### [Direction]
Go through the entries one line at a time, and gather every line that has the word "medios".

### [Record set]
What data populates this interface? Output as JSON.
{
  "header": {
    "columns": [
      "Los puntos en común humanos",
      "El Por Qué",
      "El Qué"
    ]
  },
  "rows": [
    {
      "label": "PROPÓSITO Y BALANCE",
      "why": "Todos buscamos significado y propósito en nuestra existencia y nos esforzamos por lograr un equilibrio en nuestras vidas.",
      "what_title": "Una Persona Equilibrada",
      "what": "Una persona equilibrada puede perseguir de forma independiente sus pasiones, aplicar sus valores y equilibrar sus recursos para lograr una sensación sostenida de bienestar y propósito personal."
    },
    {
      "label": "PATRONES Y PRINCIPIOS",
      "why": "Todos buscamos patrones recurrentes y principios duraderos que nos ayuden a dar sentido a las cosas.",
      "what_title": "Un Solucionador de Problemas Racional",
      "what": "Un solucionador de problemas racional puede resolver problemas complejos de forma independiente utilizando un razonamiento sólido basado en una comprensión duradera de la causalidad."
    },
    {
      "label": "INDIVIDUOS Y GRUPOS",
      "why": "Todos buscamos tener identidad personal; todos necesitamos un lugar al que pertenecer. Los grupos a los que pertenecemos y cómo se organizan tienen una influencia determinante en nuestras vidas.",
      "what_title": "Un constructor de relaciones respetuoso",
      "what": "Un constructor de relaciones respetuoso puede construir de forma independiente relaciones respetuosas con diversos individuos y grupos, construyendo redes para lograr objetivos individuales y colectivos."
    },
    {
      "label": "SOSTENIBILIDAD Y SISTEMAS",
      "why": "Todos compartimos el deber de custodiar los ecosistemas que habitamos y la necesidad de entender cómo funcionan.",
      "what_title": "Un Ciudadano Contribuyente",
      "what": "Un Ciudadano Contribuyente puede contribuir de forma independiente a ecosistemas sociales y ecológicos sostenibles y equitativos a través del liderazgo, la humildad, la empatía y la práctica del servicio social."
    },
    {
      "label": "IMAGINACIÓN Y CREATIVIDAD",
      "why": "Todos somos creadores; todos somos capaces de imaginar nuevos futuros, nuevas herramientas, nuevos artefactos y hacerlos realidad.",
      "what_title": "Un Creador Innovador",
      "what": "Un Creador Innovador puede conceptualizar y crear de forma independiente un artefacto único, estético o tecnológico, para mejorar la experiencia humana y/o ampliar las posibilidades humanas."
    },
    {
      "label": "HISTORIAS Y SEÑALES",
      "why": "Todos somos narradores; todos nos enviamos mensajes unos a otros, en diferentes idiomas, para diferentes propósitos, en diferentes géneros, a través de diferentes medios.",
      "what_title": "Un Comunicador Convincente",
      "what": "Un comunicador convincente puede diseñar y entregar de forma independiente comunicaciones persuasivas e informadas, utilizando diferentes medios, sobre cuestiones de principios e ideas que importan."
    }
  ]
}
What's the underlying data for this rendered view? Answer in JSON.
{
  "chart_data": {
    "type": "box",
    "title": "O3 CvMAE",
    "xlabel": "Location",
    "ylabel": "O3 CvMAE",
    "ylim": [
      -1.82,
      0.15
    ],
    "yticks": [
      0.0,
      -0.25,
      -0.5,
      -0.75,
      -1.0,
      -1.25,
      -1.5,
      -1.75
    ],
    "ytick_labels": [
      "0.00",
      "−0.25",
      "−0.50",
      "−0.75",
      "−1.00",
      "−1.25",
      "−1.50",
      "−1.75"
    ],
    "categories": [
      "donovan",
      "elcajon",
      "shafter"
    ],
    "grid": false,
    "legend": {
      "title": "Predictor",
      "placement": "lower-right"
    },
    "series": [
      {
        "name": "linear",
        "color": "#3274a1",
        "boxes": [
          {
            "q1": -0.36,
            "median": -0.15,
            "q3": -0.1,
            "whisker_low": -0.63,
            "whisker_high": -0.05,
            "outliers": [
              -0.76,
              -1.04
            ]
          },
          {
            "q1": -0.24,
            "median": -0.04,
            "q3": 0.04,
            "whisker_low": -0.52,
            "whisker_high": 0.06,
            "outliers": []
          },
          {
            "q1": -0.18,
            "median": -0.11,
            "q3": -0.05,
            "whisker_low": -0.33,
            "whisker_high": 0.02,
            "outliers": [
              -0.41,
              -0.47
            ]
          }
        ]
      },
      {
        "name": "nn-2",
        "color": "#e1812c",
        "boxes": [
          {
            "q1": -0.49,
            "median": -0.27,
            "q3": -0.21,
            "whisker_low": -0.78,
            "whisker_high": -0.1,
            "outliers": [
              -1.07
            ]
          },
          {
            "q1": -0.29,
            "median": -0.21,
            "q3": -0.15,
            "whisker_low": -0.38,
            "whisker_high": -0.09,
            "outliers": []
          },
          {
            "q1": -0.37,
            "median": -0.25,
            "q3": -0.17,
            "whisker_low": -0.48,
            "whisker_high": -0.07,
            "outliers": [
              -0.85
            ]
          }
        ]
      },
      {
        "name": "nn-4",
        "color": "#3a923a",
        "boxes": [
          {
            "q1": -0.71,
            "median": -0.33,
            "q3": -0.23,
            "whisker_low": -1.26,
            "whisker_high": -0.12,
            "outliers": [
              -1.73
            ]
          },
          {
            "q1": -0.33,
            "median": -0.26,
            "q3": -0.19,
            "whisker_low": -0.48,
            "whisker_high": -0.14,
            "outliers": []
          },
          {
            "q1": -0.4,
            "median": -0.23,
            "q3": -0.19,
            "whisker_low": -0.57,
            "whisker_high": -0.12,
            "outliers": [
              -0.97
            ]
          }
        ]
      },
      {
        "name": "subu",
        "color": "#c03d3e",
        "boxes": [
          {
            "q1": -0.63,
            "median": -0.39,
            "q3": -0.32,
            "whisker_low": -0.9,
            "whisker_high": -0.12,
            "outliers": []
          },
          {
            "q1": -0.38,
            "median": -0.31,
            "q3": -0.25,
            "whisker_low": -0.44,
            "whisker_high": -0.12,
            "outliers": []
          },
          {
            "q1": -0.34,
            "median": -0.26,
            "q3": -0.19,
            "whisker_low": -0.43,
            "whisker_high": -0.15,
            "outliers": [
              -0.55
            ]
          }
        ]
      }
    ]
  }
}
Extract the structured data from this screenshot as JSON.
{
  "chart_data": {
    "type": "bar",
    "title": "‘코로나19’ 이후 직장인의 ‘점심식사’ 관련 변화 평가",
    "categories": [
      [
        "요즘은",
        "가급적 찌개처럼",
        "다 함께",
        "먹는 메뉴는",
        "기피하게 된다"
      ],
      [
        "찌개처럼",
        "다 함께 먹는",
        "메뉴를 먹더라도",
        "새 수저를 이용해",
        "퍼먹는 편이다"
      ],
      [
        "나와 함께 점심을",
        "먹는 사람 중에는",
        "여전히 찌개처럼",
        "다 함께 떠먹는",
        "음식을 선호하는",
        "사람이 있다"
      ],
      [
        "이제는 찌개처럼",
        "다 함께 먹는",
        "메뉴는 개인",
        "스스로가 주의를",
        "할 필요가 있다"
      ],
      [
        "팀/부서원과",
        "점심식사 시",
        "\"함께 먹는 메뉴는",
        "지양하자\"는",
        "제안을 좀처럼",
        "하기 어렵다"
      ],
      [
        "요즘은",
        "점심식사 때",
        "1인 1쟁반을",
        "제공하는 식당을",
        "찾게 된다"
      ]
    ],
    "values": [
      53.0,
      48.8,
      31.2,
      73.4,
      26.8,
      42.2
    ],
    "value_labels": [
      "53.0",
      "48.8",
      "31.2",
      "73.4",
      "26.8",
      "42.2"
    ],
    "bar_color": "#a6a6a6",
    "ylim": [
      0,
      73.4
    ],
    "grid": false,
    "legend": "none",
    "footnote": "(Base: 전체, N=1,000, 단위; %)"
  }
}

### [Correct output]
      "why": "Todos somos narradores; todos nos enviamos mensajes unos a otros, en diferentes idiomas, para diferentes propósitos, en diferentes géneros, a través de diferentes medios.",
      "what": "Un comunicador convincente puede diseñar y entregar de forma independiente comunicaciones persuasivas e informadas, utilizando diferentes medios, sobre cuestiones de principios e ideas que importan."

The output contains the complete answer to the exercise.